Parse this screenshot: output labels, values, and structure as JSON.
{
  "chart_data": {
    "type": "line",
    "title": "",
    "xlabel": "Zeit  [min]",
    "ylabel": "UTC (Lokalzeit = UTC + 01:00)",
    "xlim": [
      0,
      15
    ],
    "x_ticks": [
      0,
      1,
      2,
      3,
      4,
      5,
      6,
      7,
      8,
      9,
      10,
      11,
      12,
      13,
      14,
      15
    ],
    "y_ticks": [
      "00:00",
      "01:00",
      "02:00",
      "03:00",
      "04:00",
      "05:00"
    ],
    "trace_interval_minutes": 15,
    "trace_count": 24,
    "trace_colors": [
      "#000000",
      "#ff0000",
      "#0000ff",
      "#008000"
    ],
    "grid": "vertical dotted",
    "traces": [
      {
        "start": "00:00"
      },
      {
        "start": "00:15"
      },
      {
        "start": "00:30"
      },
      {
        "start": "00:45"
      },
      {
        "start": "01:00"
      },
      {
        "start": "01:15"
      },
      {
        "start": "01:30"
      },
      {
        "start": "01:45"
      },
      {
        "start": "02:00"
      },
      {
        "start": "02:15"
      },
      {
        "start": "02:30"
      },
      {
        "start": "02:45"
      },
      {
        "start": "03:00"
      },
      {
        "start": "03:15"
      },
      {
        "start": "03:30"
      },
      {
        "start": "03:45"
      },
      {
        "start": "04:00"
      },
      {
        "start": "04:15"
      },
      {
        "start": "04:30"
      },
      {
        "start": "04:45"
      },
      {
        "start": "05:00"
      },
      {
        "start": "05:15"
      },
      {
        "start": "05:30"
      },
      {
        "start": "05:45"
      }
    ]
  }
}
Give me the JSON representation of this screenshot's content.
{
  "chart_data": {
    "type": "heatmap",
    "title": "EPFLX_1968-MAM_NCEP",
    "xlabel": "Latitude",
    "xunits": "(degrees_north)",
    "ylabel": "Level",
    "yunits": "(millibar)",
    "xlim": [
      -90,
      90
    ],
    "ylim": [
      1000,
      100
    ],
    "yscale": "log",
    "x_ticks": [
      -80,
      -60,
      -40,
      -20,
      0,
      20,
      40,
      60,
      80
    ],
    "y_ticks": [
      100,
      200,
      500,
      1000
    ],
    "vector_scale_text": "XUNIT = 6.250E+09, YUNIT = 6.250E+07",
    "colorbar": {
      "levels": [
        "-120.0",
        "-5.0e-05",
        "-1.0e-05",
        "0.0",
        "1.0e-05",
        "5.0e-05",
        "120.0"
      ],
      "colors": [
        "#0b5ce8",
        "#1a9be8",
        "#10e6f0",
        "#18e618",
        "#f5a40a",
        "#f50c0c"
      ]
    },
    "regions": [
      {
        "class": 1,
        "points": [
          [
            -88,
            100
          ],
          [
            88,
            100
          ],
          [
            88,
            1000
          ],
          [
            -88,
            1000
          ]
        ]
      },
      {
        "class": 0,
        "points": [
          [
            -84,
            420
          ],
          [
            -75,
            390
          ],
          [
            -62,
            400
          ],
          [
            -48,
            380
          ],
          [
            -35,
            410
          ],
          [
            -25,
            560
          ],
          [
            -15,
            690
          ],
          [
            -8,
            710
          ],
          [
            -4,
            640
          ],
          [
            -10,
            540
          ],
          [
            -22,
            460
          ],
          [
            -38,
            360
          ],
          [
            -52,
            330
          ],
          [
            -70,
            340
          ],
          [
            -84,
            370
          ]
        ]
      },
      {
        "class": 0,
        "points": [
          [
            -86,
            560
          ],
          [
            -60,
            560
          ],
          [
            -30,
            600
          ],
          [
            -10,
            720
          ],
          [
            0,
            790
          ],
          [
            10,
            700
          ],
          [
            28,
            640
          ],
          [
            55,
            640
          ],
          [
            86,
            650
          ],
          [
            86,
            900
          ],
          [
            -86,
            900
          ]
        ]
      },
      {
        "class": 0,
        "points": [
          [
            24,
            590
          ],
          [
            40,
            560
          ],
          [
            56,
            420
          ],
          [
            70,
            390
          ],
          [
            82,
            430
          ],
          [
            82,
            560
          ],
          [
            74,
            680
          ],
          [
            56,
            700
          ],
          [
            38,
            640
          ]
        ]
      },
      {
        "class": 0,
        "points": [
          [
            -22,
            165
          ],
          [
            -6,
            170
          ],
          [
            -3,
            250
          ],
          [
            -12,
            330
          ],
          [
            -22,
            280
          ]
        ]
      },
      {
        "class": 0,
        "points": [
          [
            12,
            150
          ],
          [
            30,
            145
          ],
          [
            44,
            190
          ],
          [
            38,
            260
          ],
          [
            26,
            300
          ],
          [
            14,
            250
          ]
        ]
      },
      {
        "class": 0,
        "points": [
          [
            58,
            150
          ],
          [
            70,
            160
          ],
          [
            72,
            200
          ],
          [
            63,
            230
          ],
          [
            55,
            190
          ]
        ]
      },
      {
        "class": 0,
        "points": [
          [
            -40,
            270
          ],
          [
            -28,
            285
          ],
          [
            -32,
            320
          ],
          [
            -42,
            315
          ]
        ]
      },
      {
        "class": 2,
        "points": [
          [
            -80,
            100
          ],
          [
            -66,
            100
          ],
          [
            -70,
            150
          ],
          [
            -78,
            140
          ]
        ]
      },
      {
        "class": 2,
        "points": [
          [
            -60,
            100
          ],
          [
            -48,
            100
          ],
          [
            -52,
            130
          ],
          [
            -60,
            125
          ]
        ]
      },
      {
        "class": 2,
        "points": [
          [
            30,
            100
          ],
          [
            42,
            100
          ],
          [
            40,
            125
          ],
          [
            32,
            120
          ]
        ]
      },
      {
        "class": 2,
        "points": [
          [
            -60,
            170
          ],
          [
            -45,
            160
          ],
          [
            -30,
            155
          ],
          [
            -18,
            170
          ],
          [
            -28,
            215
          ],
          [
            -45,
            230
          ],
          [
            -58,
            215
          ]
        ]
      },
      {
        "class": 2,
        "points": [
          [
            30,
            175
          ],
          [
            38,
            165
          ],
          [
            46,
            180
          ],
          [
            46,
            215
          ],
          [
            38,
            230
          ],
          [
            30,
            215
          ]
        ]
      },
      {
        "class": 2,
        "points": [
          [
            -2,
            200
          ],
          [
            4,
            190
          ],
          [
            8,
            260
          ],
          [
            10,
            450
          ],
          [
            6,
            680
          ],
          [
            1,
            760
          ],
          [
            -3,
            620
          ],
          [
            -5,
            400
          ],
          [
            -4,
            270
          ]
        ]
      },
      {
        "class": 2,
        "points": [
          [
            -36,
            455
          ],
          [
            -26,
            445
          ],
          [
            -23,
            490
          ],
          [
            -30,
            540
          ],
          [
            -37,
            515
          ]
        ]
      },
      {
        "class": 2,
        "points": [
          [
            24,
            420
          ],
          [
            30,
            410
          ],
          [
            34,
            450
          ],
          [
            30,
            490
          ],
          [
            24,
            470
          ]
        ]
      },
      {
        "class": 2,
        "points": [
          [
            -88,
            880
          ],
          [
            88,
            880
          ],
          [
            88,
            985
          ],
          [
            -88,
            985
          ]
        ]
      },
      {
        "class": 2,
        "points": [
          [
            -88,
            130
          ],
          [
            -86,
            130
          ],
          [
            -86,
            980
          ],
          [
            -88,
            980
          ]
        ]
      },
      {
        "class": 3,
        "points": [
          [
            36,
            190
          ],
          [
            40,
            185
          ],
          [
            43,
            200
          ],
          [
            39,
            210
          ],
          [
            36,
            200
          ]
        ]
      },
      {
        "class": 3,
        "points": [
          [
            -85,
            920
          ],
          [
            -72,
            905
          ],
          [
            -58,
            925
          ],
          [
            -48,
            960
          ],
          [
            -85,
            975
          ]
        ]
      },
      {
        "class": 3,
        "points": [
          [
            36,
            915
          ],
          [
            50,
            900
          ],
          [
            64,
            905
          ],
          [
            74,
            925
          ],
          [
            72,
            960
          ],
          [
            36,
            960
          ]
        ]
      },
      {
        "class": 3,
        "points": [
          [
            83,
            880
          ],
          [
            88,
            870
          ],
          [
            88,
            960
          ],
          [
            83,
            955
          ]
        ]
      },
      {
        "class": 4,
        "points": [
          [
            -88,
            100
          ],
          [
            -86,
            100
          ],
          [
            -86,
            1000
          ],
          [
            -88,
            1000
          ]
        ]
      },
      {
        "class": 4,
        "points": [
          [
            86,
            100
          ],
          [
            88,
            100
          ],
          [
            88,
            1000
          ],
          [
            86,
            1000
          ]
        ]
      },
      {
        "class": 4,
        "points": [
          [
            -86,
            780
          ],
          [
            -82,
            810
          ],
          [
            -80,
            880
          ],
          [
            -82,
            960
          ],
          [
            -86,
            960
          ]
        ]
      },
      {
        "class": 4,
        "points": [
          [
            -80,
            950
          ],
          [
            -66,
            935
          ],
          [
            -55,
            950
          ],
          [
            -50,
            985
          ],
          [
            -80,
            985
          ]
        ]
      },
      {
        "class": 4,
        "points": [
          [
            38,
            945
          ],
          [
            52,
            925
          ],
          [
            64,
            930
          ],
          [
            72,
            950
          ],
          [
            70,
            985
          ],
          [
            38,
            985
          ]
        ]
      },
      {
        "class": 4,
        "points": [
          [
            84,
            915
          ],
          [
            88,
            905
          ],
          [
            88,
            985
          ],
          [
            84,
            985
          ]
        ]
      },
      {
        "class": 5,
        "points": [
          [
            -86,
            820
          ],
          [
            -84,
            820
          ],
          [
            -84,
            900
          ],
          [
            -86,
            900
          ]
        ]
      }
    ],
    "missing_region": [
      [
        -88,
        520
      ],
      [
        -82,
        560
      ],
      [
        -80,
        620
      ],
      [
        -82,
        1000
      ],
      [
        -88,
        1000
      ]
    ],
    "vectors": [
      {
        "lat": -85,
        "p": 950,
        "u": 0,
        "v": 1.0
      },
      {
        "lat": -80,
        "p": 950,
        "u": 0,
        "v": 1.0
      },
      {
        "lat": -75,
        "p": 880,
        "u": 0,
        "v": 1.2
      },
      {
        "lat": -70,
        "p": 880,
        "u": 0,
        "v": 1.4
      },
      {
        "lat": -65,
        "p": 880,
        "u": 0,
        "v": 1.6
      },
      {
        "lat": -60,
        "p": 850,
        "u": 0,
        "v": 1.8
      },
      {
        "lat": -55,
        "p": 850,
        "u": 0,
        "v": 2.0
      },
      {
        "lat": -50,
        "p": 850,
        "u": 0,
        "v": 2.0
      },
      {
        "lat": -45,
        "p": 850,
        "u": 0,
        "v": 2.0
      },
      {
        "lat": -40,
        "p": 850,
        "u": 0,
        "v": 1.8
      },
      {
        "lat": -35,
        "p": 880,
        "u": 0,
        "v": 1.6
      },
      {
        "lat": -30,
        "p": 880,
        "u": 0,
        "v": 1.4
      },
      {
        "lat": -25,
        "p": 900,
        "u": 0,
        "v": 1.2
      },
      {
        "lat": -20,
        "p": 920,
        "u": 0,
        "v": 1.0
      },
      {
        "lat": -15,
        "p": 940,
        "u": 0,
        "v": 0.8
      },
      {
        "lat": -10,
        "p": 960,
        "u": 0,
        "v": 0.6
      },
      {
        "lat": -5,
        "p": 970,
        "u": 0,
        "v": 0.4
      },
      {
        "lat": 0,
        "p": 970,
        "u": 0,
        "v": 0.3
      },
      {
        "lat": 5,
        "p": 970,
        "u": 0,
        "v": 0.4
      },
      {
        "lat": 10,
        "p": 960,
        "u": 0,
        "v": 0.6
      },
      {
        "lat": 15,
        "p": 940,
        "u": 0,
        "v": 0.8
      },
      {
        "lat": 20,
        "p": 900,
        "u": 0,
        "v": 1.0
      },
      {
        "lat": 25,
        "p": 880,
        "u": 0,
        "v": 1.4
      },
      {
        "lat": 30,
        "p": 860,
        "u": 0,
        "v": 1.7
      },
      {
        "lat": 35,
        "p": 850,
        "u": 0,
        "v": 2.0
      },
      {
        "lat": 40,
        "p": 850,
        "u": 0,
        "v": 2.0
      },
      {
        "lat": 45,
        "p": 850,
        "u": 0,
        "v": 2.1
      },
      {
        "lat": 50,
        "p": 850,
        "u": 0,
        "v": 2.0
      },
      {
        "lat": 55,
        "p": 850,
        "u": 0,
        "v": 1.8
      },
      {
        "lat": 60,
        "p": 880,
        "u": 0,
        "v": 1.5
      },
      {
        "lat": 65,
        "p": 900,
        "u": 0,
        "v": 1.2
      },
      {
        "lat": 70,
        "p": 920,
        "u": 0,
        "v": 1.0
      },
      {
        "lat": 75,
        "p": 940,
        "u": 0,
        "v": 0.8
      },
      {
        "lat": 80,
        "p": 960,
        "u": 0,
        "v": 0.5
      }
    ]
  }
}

Exercise requirements:
From the data above, pick out each line containing "JSON" and copy it.

Written answer:
Parse this screenshot: output labels, values, and structure as JSON.
Give me the JSON representation of this screenshot's content.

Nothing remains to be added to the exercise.